- PROBLEM DESCRIPTION -
Return all lines that include the string "Oggetti".

--- begin DATA LISTING ---

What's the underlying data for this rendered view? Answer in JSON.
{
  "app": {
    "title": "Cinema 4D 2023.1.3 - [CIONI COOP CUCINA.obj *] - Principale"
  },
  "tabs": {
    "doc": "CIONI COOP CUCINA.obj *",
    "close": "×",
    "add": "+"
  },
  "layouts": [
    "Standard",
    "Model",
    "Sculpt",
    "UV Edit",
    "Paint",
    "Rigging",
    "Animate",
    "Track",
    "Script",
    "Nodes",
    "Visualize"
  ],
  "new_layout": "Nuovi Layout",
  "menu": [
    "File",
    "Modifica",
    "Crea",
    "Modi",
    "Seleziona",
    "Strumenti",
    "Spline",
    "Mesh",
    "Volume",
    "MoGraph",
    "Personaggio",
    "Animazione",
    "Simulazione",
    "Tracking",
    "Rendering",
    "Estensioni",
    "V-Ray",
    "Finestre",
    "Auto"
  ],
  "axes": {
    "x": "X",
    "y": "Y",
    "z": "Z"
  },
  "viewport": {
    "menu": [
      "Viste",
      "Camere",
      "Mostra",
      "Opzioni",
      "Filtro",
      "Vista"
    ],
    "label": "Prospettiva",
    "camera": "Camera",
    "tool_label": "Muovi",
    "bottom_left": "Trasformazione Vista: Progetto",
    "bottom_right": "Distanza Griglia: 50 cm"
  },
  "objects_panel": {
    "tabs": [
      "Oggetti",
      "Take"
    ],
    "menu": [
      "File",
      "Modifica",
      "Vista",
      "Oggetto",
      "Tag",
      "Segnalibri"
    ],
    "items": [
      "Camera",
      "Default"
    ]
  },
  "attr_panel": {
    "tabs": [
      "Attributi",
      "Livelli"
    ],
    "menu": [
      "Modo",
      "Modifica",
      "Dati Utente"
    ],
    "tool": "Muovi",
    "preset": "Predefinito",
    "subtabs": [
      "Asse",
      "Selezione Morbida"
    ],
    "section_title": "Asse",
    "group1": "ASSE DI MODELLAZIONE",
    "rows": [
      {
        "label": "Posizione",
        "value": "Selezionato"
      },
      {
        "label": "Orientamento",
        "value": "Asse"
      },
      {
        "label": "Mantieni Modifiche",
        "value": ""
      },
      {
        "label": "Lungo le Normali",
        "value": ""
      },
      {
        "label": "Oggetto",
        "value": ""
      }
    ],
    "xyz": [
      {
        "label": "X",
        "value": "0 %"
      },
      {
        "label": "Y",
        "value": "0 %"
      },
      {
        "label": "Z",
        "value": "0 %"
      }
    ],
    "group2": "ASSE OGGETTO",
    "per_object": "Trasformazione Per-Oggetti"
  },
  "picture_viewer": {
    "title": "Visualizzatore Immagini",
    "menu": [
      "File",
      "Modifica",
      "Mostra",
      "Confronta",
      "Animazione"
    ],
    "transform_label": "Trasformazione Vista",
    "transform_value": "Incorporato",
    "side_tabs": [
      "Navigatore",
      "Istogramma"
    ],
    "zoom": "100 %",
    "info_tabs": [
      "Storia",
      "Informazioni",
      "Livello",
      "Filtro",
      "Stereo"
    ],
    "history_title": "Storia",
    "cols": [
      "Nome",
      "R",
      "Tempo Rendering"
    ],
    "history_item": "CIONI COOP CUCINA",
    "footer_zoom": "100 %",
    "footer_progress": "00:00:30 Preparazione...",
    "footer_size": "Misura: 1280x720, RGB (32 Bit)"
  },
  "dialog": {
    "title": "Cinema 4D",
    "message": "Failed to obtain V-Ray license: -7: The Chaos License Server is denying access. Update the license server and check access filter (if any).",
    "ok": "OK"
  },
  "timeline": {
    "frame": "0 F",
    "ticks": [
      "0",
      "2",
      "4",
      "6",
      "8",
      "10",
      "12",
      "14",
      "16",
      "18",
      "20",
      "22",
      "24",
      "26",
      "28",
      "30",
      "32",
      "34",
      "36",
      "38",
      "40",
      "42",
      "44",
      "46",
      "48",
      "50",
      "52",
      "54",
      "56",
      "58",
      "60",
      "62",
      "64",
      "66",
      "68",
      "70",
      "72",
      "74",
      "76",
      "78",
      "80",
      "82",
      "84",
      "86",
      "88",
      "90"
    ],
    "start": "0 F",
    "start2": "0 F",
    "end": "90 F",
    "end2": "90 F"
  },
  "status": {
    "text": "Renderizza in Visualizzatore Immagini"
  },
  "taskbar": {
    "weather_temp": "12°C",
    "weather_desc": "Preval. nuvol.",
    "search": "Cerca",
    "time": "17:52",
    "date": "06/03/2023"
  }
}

--- end DATA LISTING ---

- FULL ANSWER -
      "Oggetti",
    "per_object": "Trasformazione Per-Oggetti"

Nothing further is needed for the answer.